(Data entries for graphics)
========

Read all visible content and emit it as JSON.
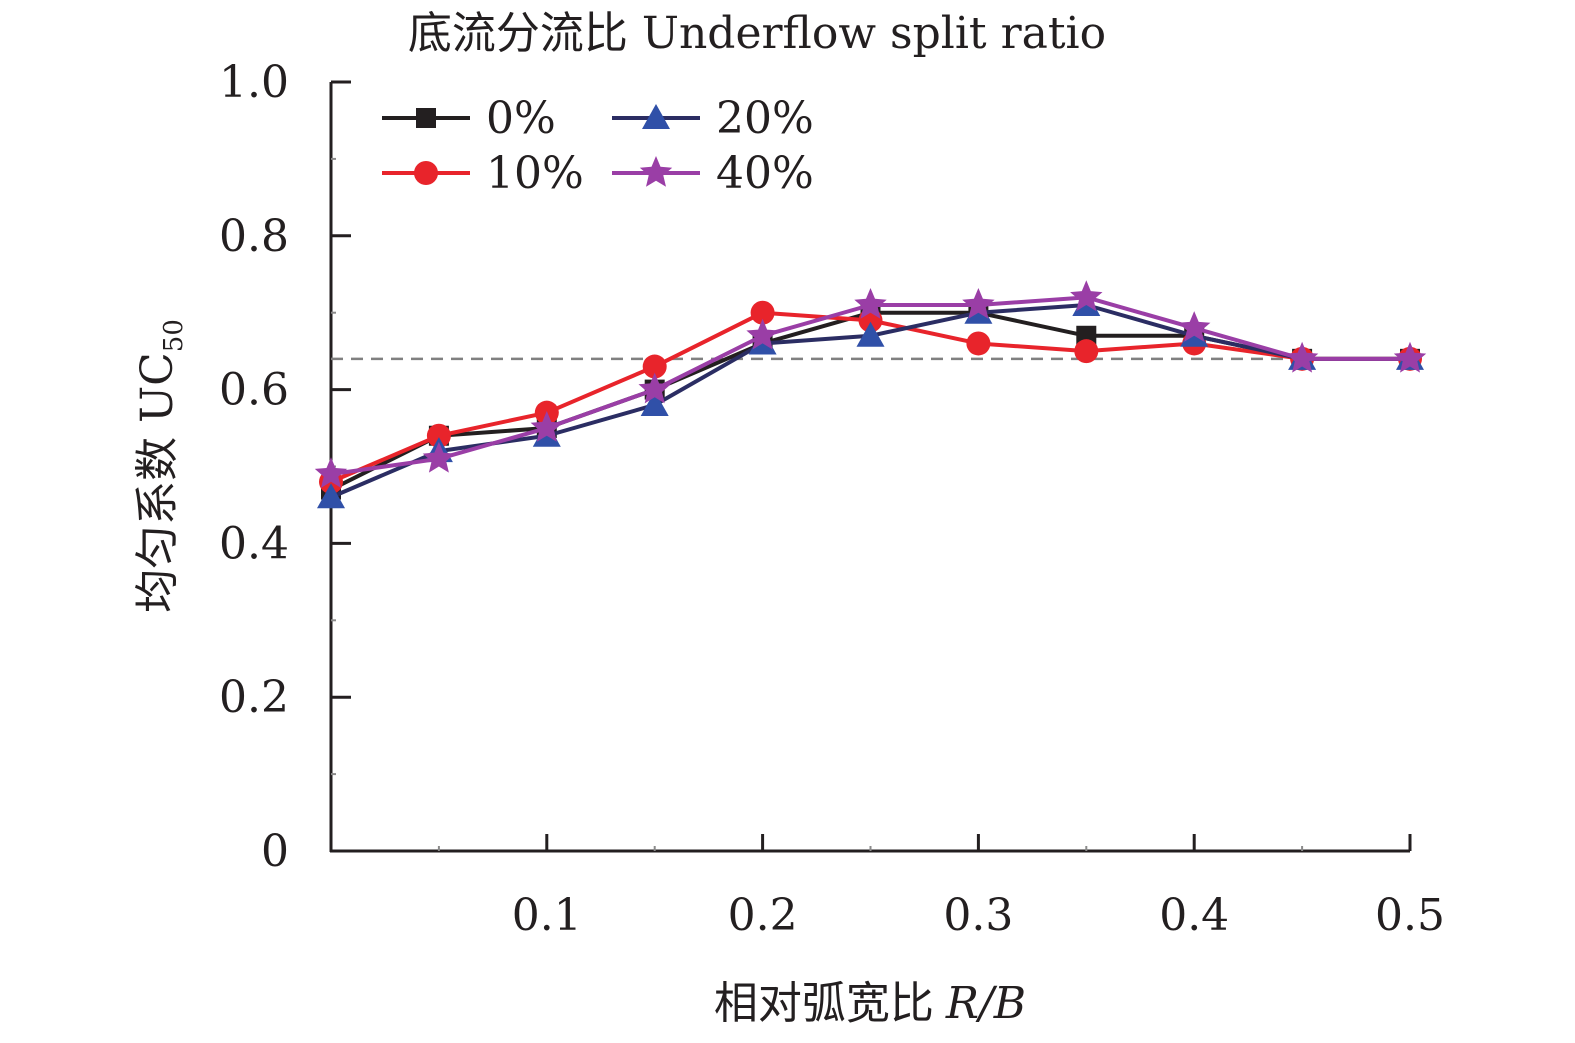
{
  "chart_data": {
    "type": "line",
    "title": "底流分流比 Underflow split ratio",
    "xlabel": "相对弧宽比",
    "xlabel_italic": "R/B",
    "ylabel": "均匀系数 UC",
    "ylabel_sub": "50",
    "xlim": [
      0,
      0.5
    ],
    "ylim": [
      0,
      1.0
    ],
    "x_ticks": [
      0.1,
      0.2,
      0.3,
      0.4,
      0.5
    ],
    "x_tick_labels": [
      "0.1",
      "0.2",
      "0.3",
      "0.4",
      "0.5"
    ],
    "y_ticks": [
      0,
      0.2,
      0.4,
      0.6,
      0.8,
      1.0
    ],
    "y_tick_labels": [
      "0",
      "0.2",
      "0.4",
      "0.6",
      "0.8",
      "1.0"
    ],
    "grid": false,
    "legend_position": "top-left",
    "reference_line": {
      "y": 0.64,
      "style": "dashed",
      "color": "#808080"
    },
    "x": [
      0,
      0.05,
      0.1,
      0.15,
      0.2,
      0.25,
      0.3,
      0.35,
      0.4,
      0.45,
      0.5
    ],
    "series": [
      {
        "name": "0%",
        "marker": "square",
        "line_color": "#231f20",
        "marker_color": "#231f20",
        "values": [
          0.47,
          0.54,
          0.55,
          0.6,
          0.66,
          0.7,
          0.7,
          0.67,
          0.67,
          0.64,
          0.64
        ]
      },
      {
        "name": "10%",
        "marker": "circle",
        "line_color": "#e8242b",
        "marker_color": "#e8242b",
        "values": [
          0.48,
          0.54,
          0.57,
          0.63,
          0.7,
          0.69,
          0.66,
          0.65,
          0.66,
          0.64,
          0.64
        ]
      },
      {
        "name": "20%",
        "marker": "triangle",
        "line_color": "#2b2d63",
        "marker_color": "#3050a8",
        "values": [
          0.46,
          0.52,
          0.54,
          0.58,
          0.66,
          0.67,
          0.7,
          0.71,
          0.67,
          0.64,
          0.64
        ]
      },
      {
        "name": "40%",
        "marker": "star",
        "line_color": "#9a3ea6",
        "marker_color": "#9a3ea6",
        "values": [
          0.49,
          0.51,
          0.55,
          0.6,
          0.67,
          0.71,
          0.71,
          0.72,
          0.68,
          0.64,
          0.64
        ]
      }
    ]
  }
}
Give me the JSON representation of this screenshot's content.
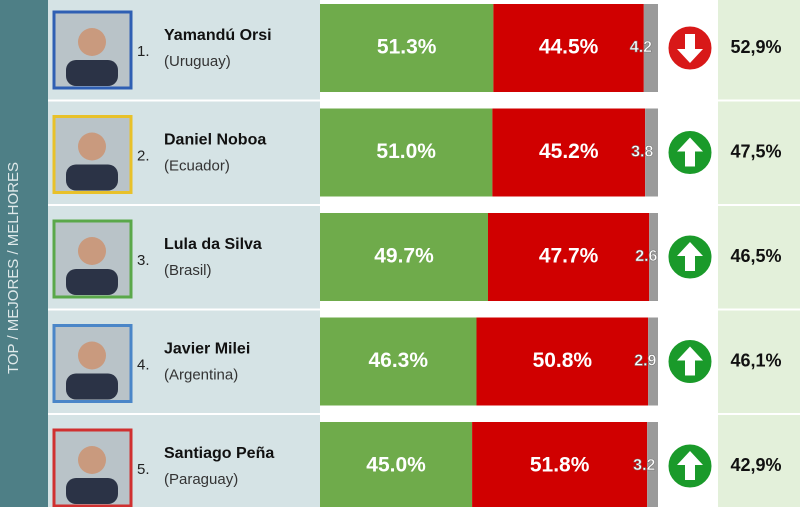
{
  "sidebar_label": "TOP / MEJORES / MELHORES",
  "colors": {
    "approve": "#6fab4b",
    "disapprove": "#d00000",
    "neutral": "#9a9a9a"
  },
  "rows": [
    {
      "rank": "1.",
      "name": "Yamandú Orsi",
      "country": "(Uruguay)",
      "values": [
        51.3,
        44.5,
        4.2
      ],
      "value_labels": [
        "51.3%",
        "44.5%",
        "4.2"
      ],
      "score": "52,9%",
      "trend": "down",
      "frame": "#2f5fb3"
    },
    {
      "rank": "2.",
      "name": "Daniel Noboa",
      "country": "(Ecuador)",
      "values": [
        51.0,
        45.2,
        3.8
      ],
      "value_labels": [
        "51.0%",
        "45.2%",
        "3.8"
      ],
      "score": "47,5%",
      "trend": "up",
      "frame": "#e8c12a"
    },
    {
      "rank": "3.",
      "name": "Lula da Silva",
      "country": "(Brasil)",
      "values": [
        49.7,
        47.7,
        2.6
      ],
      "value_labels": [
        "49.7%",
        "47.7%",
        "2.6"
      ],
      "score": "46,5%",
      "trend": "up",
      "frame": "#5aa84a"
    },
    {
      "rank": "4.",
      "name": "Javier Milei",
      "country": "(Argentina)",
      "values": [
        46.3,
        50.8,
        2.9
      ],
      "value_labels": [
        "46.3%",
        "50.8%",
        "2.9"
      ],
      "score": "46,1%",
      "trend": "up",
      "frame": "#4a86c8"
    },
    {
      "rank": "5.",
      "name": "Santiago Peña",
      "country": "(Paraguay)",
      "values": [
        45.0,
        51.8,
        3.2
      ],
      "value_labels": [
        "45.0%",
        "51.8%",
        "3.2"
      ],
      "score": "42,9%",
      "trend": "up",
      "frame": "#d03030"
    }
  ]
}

========

__WORK TO COMPLETE__
Only lines holding the string "content" are wanted; gather each one from the entries above.

__EXERCISE ANSWER__
Read all visible content and emit it as JSON.
Give me the JSON representation of this screenshot's content.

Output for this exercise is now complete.